● RECORDS TO USE:

--- --- ---

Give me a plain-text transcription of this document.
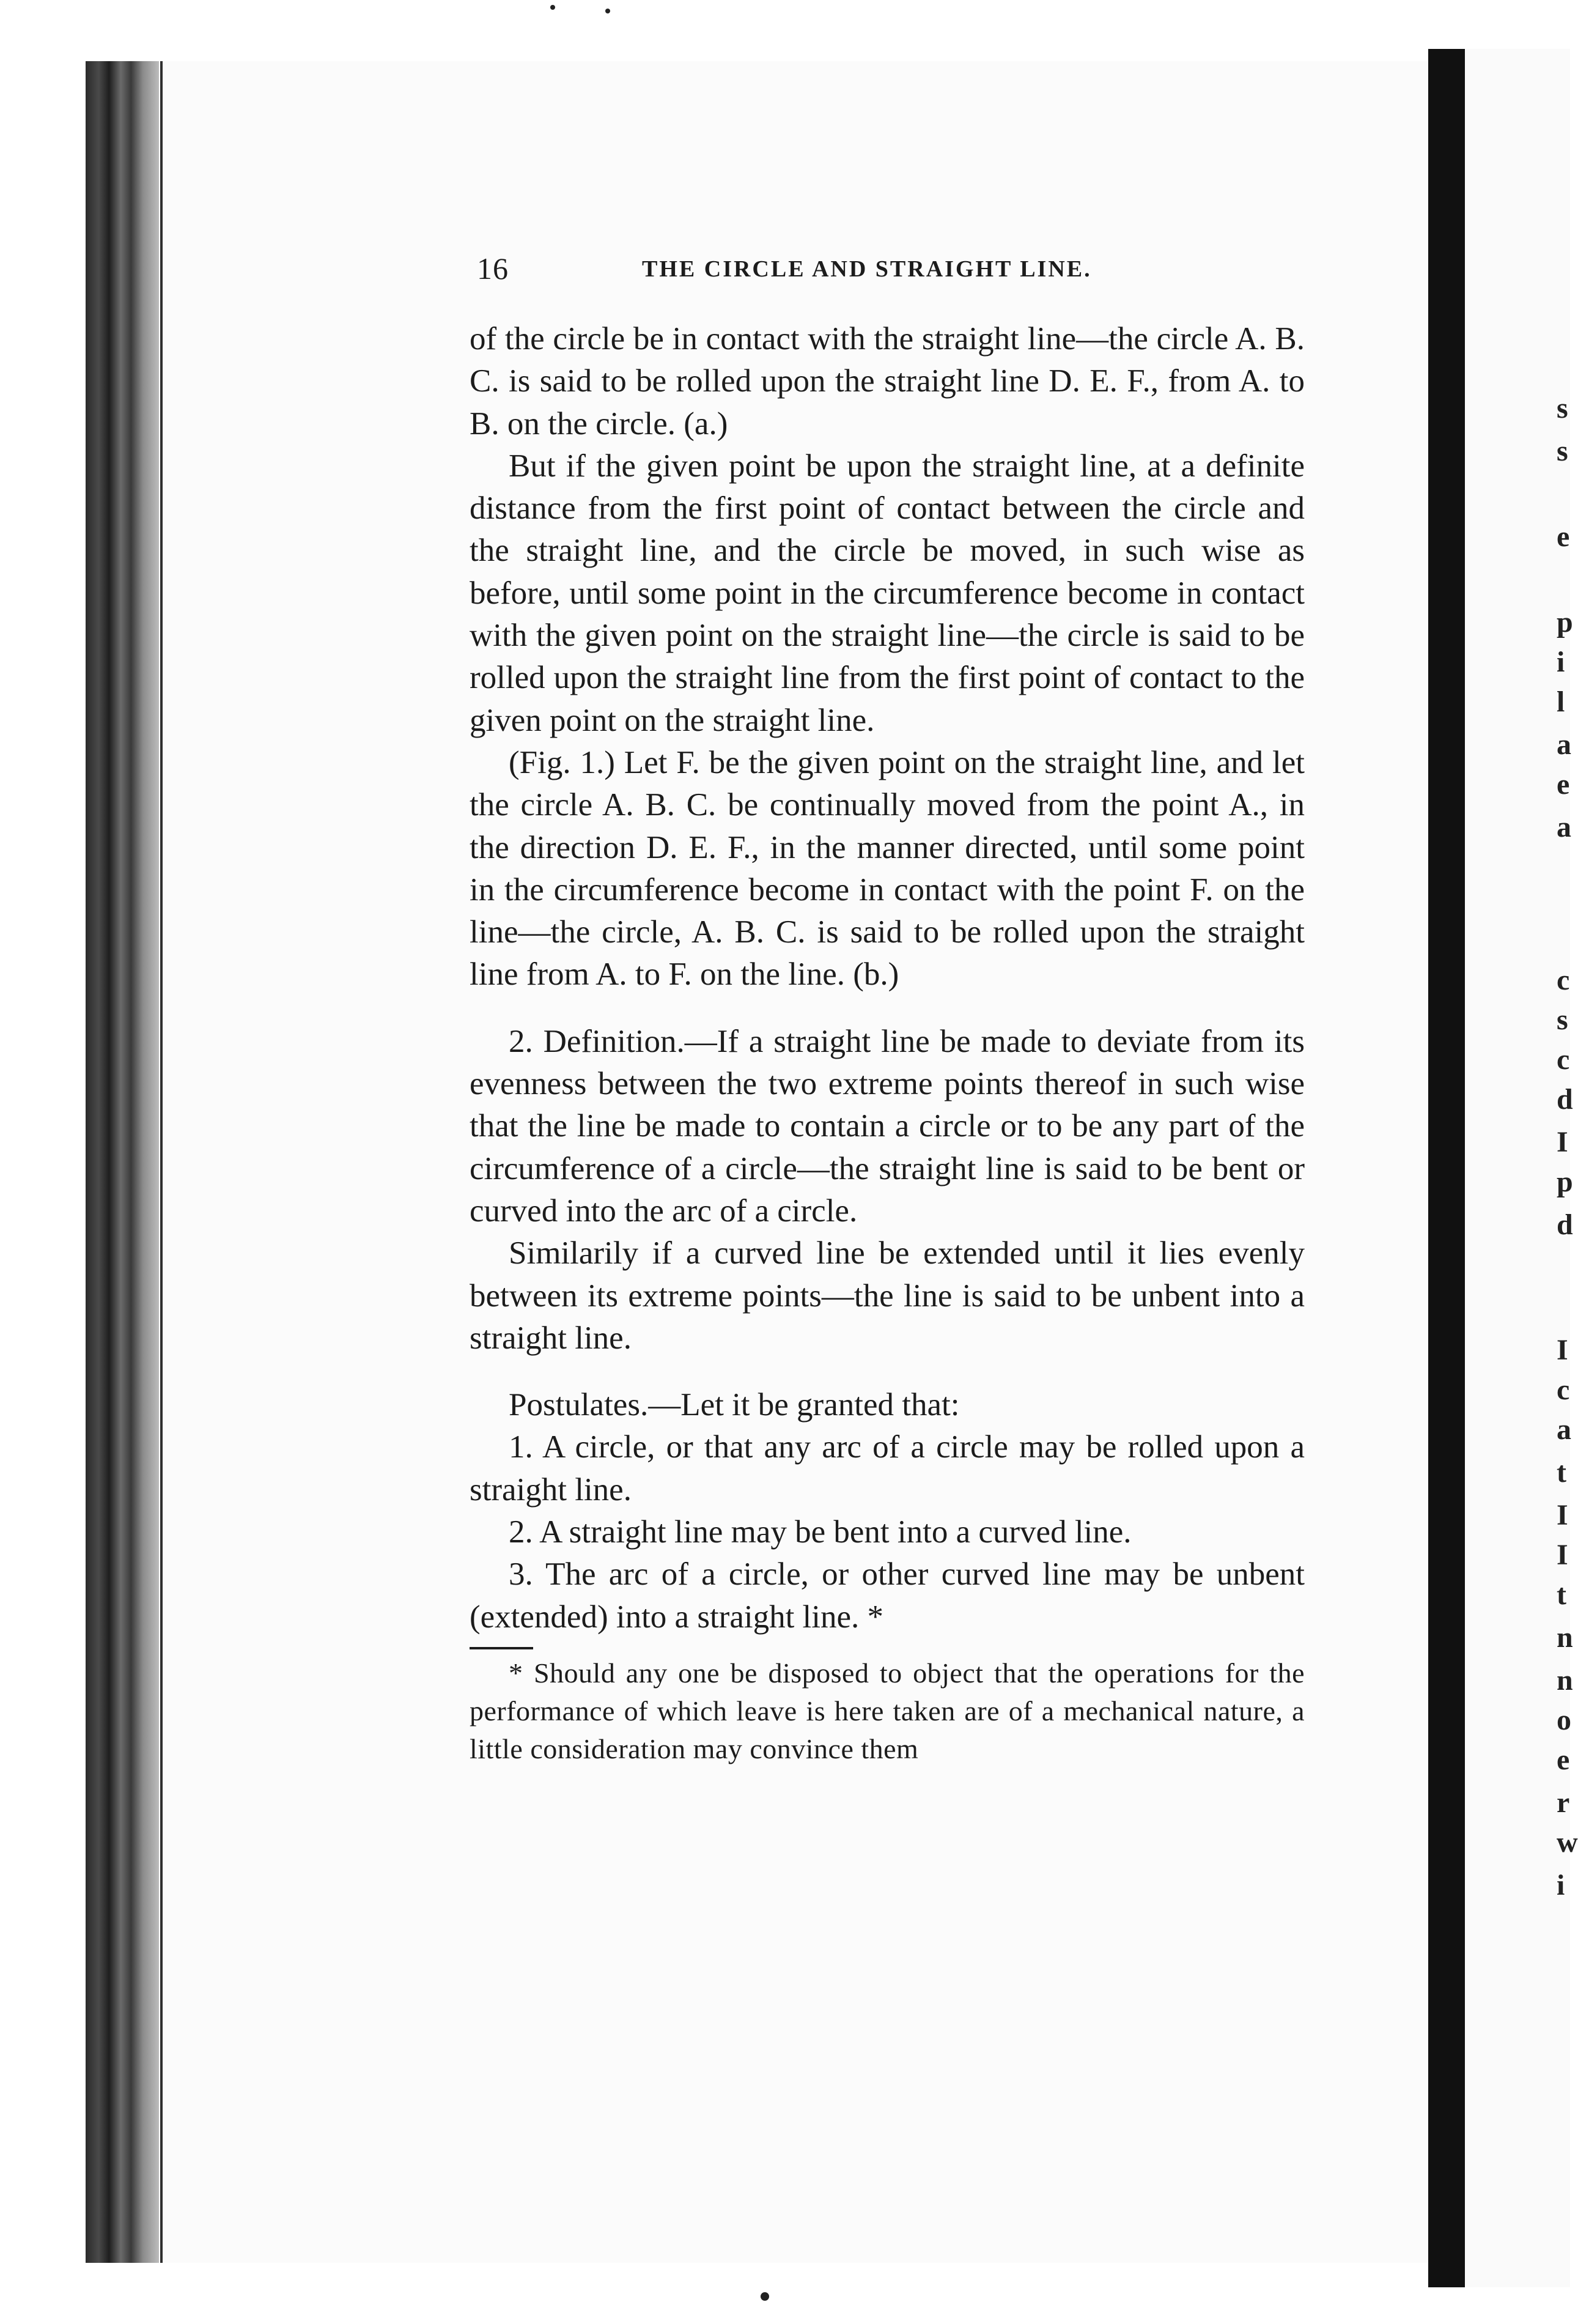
s
s
e
p
i
l
a
e
a
c
s
c
d
I
p
d
I
c
a
t
I
I
t
n
n
o
e
r
w
i
16	THE CIRCLE AND STRAIGHT LINE.

of the circle be in contact with the straight line—the circle A. B. C. is said to be rolled upon the straight line D. E. F., from A. to B. on the circle. (a.)

But if the given point be upon the straight line, at a definite distance from the first point of contact between the circle and the straight line, and the circle be moved, in such wise as before, until some point in the circumference become in contact with the given point on the straight line—the circle is said to be rolled upon the straight line from the first point of contact to the given point on the straight line.

(Fig. 1.) Let F. be the given point on the straight line, and let the circle A. B. C. be continually moved from the point A., in the direction D. E. F., in the manner directed, until some point in the circumference become in contact with the point F. on the line—the circle, A. B. C. is said to be rolled upon the straight line from A. to F. on the line. (b.)

2. Definition.—If a straight line be made to deviate from its evenness between the two extreme points thereof in such wise that the line be made to contain a circle or to be any part of the circumference of a circle—the straight line is said to be bent or curved into the arc of a circle.

Similarily if a curved line be extended until it lies evenly between its extreme points—the line is said to be unbent into a straight line.

Postulates.—Let it be granted that:

1. A circle, or that any arc of a circle may be rolled upon a straight line.

2. A straight line may be bent into a curved line.

3. The arc of a circle, or other curved line may be unbent (extended) into a straight line. *

* Should any one be disposed to object that the operations for the performance of which leave is here taken are of a mechanical nature, a little consideration may convince them
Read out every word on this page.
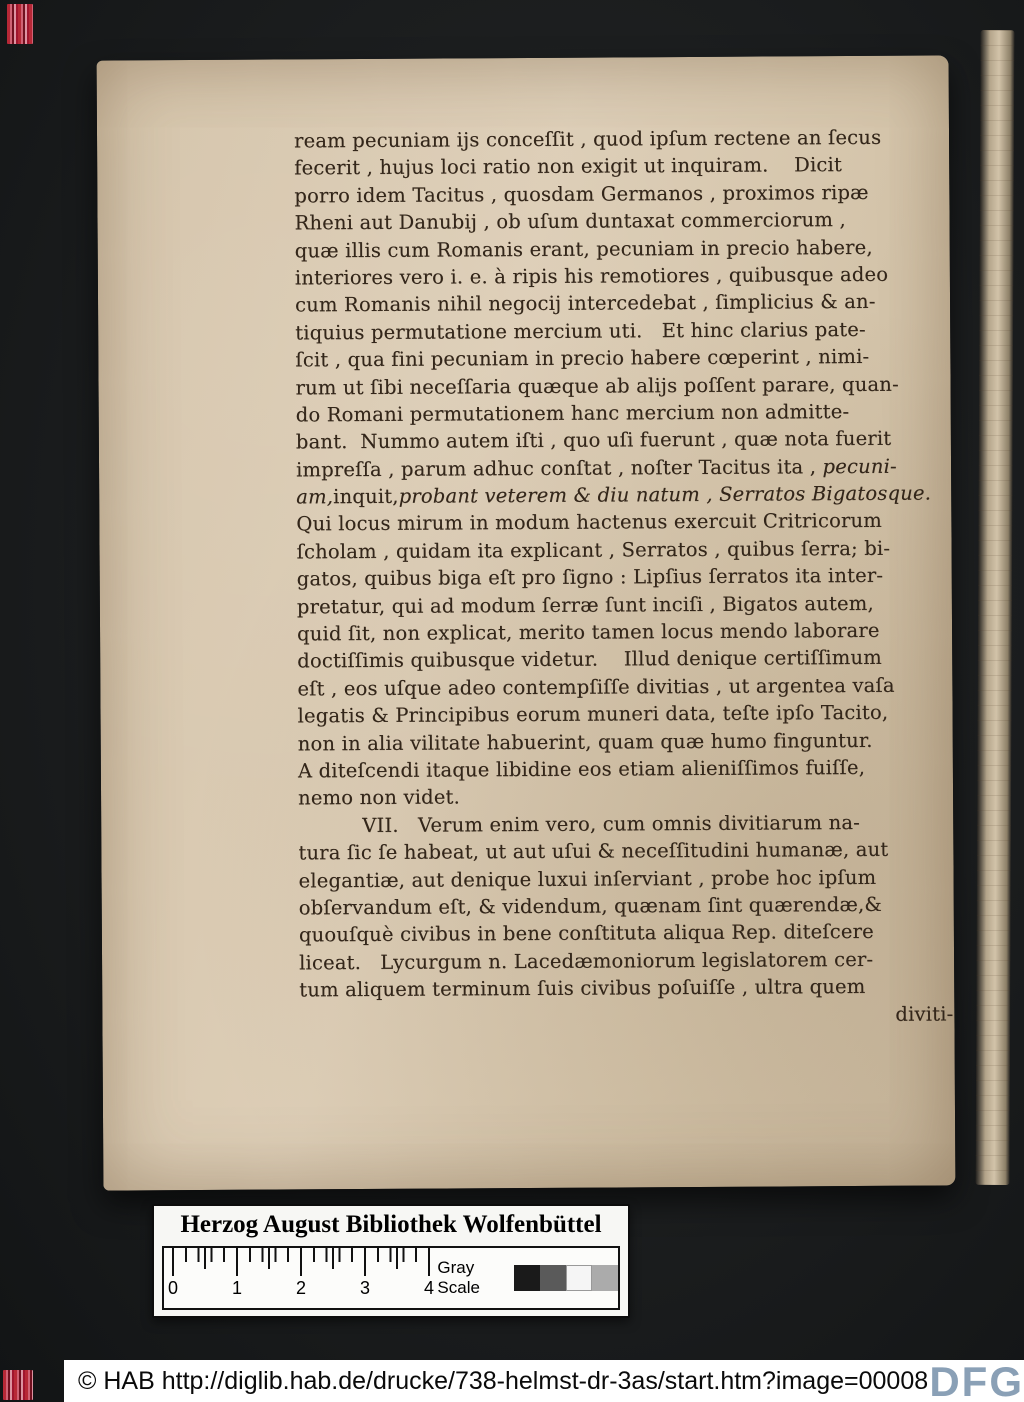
ream pecuniam ijs conceſſit , quod ipſum rectene an ſecus
fecerit , hujus loci ratio non exigit ut inquiram.    Dicit
porro idem Tacitus , quosdam Germanos , proximos ripæ
Rheni aut Danubij , ob uſum duntaxat commerciorum ,
quæ illis cum Romanis erant, pecuniam in precio habere,
interiores vero i. e. à ripis his remotiores , quibusque adeo
cum Romanis nihil negocij intercedebat , ſimplicius & an-
tiquius permutatione mercium uti.   Et hinc clarius pate-
ſcit , qua fini pecuniam in precio habere cœperint , nimi-
rum ut ſibi neceſſaria quæque ab alijs poſſent parare, quan-
do Romani permutationem hanc mercium non admitte-
bant.  Nummo autem iſti , quo uſi fuerunt , quæ nota fuerit
impreſſa , parum adhuc conſtat , noſter Tacitus ita , pecuni-
am,inquit,probant veterem & diu natum , Serratos Bigatosque.
Qui locus mirum in modum hactenus exercuit Critricorum
ſcholam , quidam ita explicant , Serratos , quibus ſerra; bi-
gatos, quibus biga eſt pro ſigno : Lipſius ſerratos ita inter-
pretatur, qui ad modum ſerræ ſunt inciſi , Bigatos autem,
quid ſit, non explicat, merito tamen locus mendo laborare
doctiſſimis quibusque videtur.    Illud denique certiſſimum
eſt , eos uſque adeo contempſiſſe divitias , ut argentea vaſa
legatis & Principibus eorum muneri data, teſte ipſo Tacito,
non in alia vilitate habuerint, quam quæ humo finguntur.
A diteſcendi itaque libidine eos etiam alieniſſimos fuiſſe,
nemo non videt.
VII.   Verum enim vero, cum omnis divitiarum na-
tura ſic ſe habeat, ut aut uſui & neceſſitudini humanæ, aut
elegantiæ, aut denique luxui inſerviant , probe hoc ipſum
obſervandum eſt, & videndum, quænam ſint quærendæ,&
quouſquè civibus in bene conſtituta aliqua Rep. diteſcere
liceat.   Lycurgum n. Lacedæmoniorum legislatorem cer-
tum aliquem terminum ſuis civibus poſuiſſe , ultra quem
diviti-
Herzog August Bibliothek Wolfenbüttel
0	1	2	3	4
Gray Scale
© HAB http://diglib.hab.de/drucke/738-helmst-dr-3as/start.htm?image=00008 DFG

--- --- ---

● EXERCISE INSTRUCTIONS: Select every line of the material above holding the word "that" and copy it.

● SOLUTION TO THIS EXERCISE:
2. Definition.—If a straight line be made to deviate from its evenness between the two extreme points thereof in such wise that the line be made to contain a circle or to be any part of the circumference of a circle—the straight line is said to be bent or curved into the arc of a circle.
Postulates.—Let it be granted that:
1. A circle, or that any arc of a circle may be rolled upon a straight line.
* Should any one be disposed to object that the operations for the performance of which leave is here taken are of a mechanical nature, a little consideration may convince them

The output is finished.